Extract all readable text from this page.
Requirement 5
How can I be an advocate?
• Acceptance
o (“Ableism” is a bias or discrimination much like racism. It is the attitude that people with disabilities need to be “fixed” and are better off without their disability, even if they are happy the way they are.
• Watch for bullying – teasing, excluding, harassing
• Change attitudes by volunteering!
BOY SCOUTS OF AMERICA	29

◇ ◇ ◇ ◇ ◇

* _WHAT YOU ARE ASKED TO DO_
All of the data needs to be printed once more, exactly.

* _CORRECT OUTPUT_
Extract all readable text from this page.
Requirement 5
How can I be an advocate?
• Acceptance
o (“Ableism” is a bias or discrimination much like racism. It is the attitude that people with disabilities need to be “fixed” and are better off without their disability, even if they are happy the way they are.
• Watch for bullying – teasing, excluding, harassing
• Change attitudes by volunteering!
BOY SCOUTS OF AMERICA	29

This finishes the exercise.